(OBJECTIVE): Write out each line from the data below that includes the word "title".

(DATASET EXTRACT):
+---+
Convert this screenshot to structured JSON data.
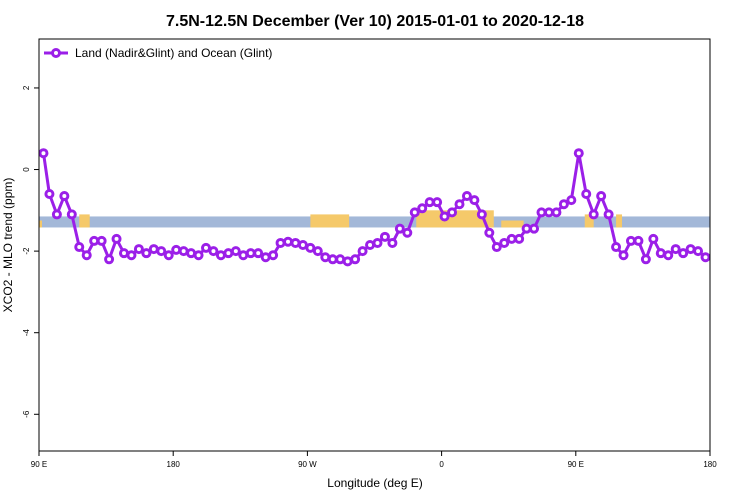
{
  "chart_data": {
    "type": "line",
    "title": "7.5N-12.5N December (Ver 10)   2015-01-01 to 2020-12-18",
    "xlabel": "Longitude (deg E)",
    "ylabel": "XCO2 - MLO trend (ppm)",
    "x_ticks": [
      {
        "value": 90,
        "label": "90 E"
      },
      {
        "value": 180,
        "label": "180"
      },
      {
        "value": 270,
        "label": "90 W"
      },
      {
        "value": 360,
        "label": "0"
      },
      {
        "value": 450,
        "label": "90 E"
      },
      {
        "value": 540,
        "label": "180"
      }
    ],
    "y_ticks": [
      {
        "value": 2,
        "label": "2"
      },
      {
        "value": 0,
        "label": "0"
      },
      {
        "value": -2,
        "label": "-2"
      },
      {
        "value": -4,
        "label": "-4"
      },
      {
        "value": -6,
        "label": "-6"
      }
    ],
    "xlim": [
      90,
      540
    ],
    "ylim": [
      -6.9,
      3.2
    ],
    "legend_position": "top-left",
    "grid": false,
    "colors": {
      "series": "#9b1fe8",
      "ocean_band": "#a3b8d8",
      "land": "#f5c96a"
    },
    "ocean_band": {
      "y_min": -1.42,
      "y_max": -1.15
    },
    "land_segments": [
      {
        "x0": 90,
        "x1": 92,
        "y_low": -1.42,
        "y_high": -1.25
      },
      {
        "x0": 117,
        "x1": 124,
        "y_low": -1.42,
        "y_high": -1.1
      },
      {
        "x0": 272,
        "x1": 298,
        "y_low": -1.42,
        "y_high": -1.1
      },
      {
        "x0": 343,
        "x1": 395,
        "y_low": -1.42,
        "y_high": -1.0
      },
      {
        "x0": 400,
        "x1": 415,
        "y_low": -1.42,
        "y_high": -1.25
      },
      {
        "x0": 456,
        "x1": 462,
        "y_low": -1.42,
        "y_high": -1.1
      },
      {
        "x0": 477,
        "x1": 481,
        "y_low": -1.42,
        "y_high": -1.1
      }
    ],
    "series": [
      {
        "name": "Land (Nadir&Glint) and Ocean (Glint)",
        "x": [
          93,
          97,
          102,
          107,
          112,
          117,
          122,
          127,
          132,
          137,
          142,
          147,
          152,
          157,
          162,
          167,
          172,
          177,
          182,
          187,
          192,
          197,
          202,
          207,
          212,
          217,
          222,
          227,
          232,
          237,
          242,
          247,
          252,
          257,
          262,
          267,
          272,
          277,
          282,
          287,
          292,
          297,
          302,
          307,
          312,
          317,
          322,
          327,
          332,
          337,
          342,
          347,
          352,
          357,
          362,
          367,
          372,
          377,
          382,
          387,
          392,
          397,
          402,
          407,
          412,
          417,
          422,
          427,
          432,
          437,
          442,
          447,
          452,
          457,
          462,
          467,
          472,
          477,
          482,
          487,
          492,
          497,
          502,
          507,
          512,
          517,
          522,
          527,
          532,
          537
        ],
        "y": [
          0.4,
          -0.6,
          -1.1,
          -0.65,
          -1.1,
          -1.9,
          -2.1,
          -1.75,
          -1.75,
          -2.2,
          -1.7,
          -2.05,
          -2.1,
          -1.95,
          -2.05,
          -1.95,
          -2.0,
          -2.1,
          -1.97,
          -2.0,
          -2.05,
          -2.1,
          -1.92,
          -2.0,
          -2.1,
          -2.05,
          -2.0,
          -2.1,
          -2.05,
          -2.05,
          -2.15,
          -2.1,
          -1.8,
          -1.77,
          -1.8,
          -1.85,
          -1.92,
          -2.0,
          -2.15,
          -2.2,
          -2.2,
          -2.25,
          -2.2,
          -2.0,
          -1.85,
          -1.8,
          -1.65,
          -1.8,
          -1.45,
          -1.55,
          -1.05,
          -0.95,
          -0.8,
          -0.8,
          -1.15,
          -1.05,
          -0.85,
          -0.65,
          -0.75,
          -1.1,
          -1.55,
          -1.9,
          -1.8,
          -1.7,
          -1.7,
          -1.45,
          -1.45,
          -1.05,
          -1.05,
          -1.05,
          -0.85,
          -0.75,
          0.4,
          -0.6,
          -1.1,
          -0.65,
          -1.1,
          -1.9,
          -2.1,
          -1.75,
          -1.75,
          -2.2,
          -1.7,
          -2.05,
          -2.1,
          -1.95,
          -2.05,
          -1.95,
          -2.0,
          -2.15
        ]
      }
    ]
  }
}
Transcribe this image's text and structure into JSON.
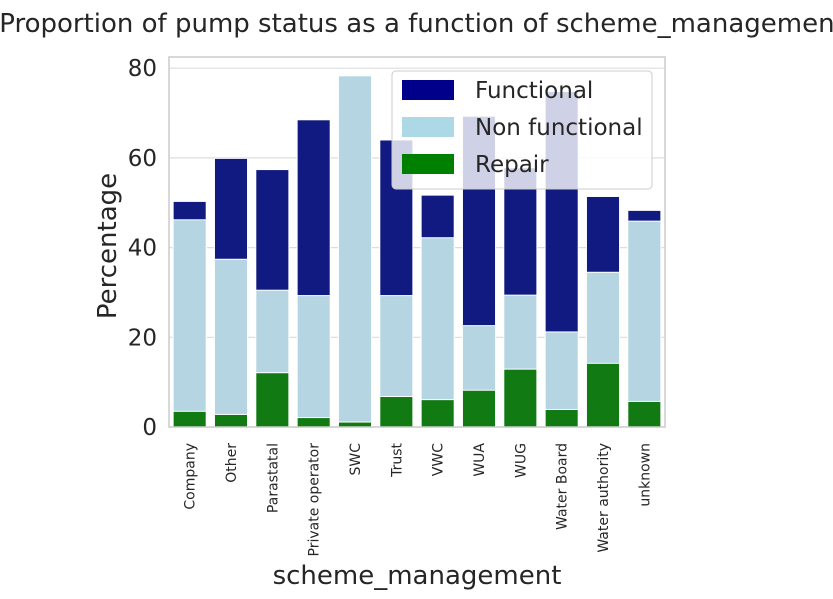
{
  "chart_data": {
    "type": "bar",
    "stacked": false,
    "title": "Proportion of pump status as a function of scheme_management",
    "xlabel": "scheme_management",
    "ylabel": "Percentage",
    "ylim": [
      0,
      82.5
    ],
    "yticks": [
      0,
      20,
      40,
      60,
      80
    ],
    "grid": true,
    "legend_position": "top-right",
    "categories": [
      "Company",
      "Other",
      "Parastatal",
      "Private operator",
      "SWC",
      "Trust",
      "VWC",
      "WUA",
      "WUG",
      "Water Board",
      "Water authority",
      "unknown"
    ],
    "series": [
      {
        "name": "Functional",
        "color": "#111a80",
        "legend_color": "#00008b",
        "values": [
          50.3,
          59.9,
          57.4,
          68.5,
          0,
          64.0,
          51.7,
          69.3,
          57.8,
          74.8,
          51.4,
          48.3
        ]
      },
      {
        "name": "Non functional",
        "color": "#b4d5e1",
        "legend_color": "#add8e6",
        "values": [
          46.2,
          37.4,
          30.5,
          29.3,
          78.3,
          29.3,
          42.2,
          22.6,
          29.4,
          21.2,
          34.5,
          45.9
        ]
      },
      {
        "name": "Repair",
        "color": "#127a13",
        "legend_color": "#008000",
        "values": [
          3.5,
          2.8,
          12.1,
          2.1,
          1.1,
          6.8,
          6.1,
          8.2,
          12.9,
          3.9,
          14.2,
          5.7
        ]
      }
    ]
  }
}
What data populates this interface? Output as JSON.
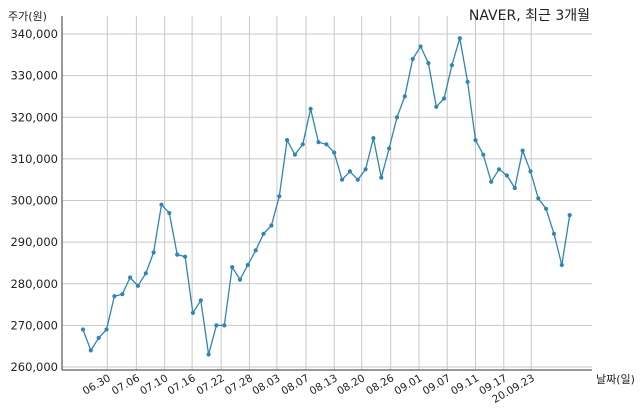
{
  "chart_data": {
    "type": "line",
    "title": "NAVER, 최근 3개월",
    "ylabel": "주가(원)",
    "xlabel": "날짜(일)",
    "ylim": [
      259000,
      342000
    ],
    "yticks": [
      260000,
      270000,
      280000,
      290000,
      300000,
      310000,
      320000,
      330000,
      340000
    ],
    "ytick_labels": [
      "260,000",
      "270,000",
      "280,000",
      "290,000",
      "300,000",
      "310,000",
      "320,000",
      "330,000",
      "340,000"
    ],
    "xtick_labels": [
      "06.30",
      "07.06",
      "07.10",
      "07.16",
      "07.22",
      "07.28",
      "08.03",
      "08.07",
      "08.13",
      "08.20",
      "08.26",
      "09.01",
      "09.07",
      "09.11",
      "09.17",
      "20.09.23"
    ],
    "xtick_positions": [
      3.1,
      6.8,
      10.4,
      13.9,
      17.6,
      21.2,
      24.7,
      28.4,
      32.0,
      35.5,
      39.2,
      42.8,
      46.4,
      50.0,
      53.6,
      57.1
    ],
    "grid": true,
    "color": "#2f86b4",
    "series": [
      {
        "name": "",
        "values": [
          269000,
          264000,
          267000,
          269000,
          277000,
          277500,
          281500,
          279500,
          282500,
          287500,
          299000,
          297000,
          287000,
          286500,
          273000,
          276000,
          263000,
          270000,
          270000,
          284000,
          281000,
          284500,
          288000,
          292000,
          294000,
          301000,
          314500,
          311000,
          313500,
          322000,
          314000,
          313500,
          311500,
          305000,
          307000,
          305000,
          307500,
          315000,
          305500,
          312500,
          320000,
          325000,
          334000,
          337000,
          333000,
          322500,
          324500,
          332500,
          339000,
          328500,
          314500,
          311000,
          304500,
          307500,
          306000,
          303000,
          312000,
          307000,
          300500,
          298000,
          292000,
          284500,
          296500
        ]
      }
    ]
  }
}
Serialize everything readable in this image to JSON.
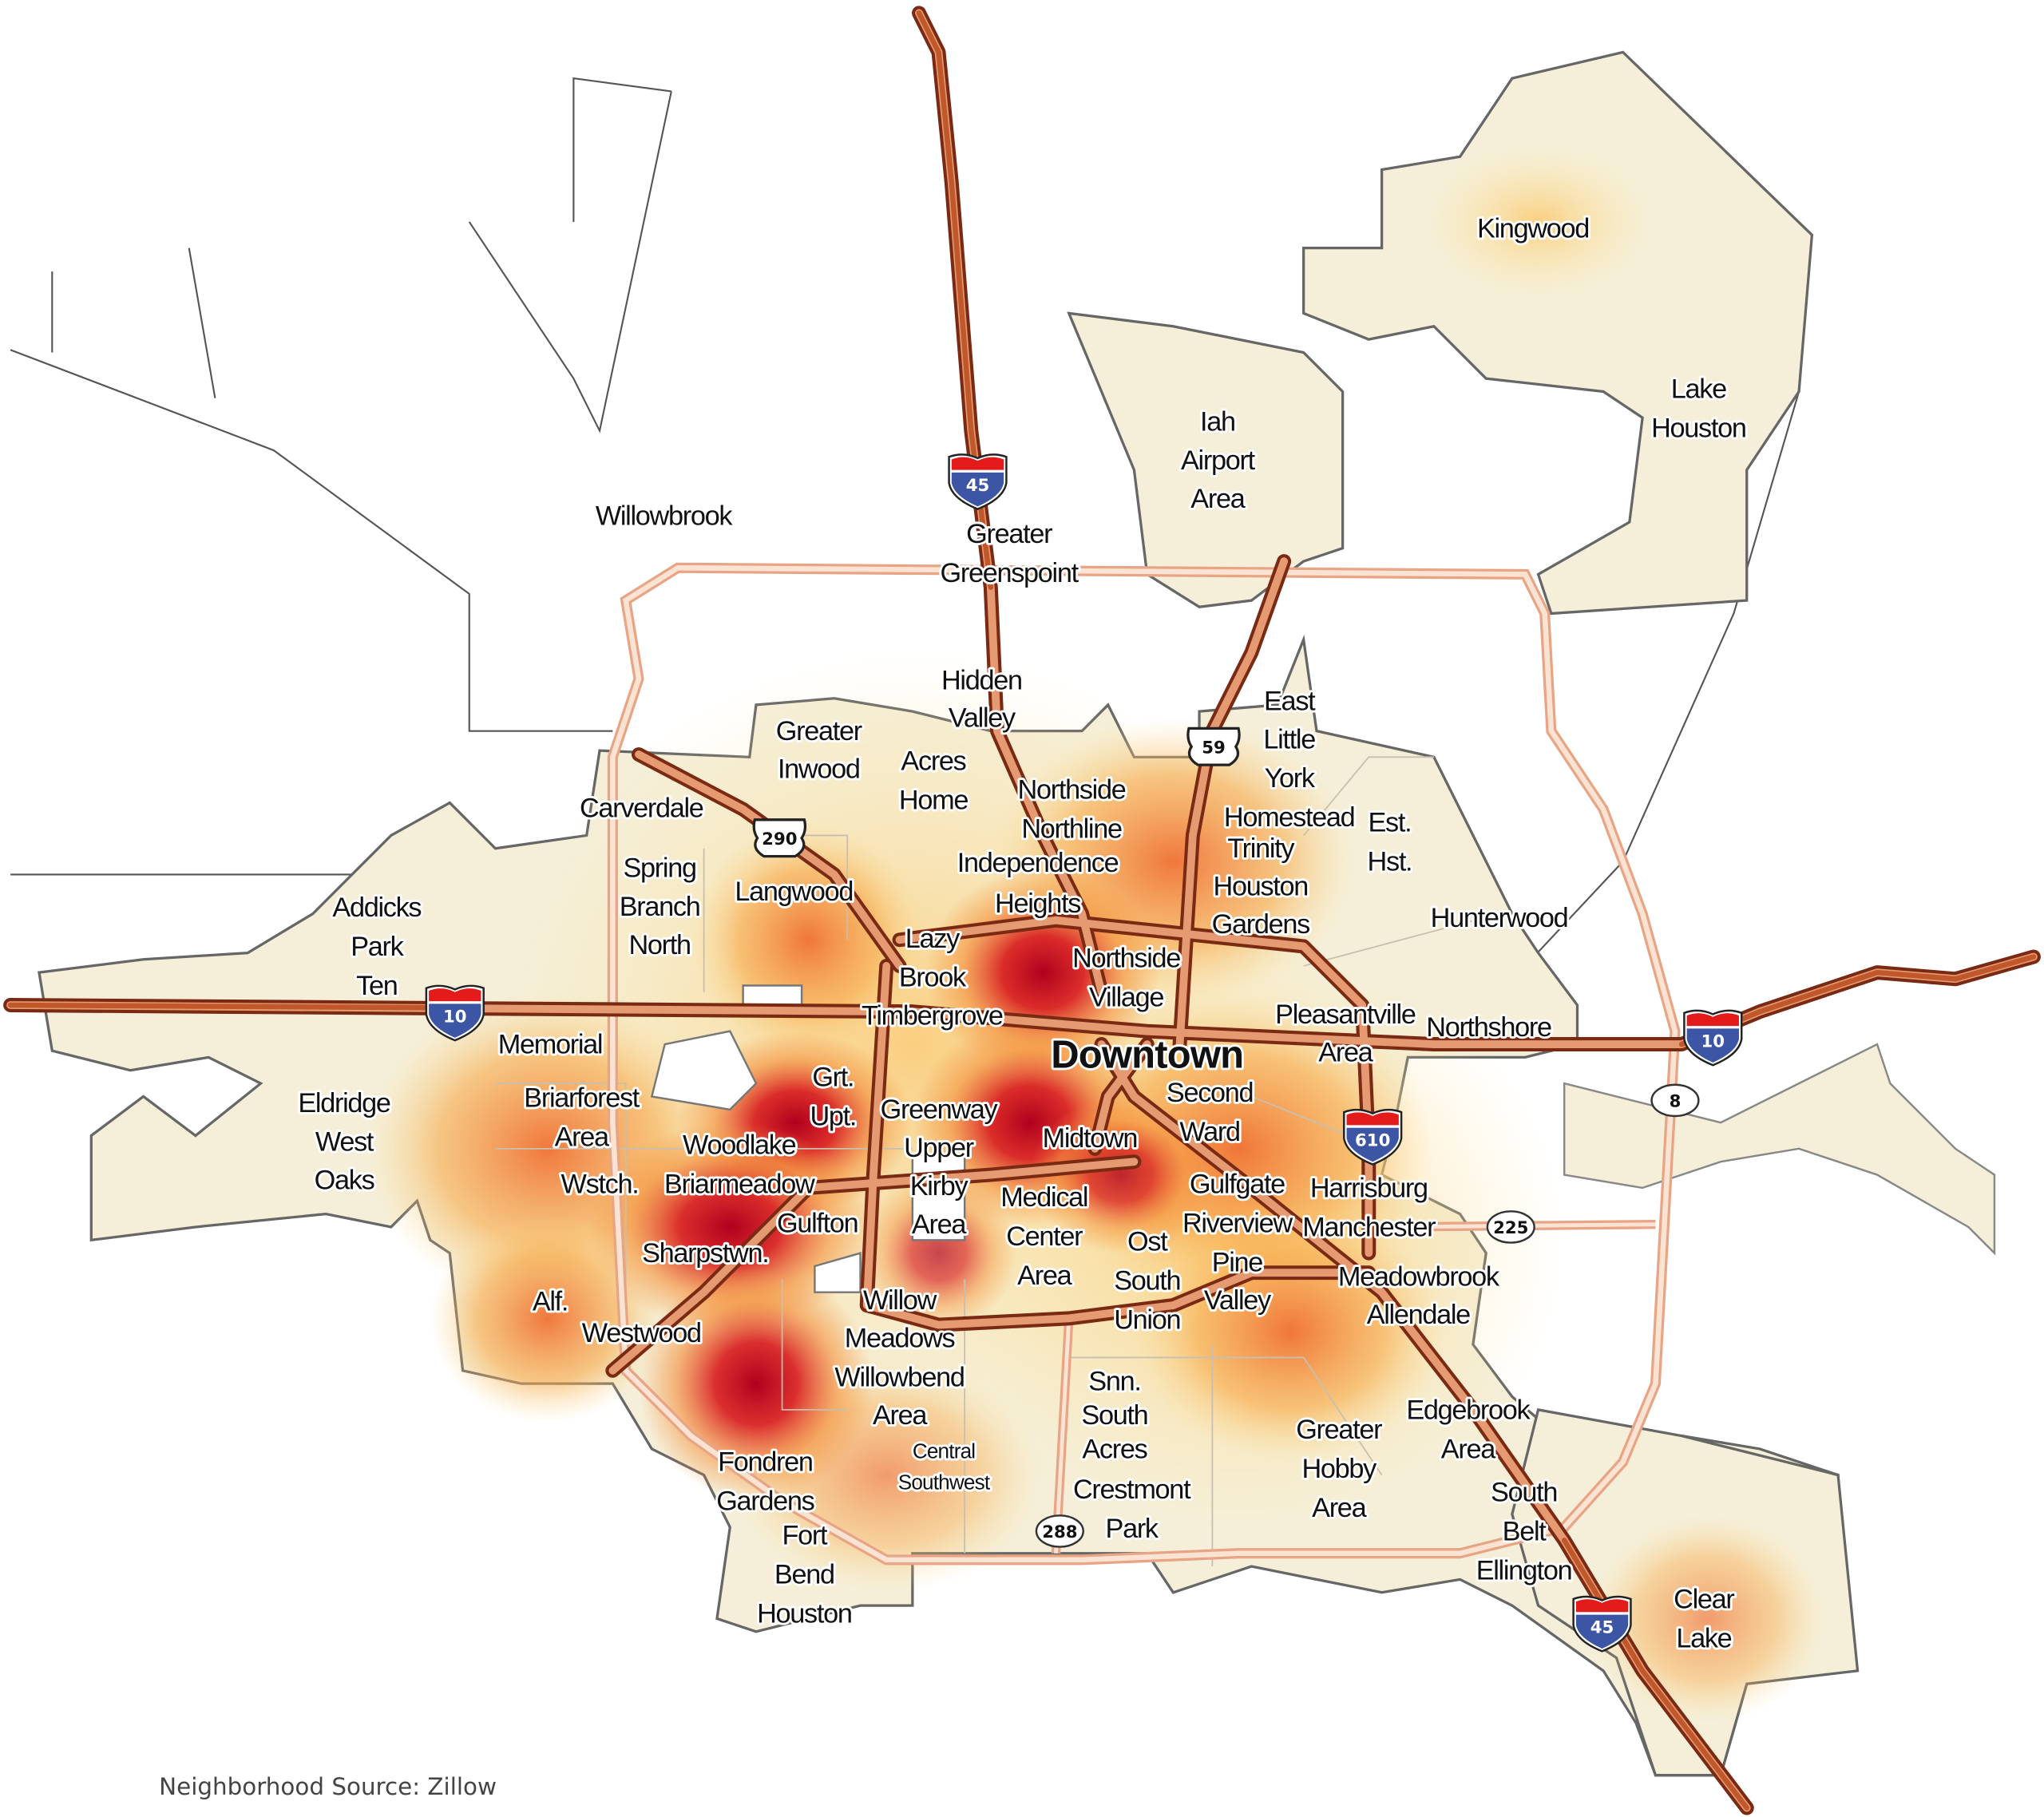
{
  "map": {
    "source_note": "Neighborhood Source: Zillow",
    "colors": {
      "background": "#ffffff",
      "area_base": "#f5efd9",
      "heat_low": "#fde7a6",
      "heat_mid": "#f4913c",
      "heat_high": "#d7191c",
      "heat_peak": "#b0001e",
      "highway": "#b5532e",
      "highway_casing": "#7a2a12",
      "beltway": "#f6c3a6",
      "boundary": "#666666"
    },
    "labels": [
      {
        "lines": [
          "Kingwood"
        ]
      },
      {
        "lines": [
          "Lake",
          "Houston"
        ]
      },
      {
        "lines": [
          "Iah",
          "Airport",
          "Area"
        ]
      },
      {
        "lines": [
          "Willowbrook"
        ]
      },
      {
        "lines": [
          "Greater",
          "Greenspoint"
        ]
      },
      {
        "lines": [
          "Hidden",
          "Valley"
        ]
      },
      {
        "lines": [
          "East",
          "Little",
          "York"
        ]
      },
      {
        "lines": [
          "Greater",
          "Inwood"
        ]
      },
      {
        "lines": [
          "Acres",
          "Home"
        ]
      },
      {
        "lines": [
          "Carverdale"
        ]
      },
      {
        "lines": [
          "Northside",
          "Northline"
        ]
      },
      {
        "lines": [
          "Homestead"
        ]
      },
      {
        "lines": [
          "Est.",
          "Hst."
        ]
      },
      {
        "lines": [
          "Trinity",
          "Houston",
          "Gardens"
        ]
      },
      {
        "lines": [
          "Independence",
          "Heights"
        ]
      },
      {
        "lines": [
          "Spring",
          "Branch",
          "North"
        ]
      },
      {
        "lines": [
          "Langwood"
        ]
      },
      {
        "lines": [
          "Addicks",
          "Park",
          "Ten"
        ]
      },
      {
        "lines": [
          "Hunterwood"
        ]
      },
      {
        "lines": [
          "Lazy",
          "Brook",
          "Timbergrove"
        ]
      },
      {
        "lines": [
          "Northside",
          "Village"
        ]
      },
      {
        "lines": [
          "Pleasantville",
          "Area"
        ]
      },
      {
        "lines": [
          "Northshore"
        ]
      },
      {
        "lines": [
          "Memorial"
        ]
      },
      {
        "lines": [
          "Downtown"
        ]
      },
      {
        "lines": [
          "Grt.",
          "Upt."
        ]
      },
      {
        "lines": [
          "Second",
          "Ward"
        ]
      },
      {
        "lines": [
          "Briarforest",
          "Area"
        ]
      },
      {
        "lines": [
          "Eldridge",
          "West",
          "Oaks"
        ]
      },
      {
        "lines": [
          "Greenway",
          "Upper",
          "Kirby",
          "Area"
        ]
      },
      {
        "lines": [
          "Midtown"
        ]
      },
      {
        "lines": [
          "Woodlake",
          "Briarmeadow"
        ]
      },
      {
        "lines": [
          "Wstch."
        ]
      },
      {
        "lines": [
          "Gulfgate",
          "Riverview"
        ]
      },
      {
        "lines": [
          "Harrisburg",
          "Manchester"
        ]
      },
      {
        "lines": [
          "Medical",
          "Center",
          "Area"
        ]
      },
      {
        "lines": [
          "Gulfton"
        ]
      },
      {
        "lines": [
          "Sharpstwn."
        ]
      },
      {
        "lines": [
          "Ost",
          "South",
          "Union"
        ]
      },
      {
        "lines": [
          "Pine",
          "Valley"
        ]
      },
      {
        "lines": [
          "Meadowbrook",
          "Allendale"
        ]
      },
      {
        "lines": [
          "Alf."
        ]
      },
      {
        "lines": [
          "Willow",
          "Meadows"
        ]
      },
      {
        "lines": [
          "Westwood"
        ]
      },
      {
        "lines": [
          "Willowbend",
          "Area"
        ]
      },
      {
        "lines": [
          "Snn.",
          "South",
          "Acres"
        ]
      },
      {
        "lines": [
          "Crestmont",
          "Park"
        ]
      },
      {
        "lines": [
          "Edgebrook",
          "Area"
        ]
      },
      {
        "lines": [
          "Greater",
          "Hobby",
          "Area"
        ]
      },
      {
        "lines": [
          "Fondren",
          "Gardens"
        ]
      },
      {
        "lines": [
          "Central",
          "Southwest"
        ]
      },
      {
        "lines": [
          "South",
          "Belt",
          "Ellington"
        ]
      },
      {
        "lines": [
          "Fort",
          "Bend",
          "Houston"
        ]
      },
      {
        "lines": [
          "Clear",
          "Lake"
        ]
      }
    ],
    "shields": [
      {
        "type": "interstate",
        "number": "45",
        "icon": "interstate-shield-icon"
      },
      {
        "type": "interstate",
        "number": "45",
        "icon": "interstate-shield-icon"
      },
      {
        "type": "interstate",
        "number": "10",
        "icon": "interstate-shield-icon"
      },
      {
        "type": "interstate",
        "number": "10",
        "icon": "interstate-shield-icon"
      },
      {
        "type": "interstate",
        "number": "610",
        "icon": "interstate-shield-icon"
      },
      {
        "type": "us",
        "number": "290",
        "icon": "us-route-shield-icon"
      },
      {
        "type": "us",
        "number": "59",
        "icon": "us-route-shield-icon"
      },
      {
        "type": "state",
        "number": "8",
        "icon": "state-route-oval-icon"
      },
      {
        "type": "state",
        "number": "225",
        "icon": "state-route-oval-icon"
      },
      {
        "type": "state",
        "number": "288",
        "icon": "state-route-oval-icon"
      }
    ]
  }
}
+---+
(CORRECT OUTPUT):
    "title": "7.5N-12.5N December (Ver 10)   2015-01-01 to 2020-12-18",
    "title": "Proportion of pump status as a function of scheme_management",
    "title": "NAVER, 최근 3개월",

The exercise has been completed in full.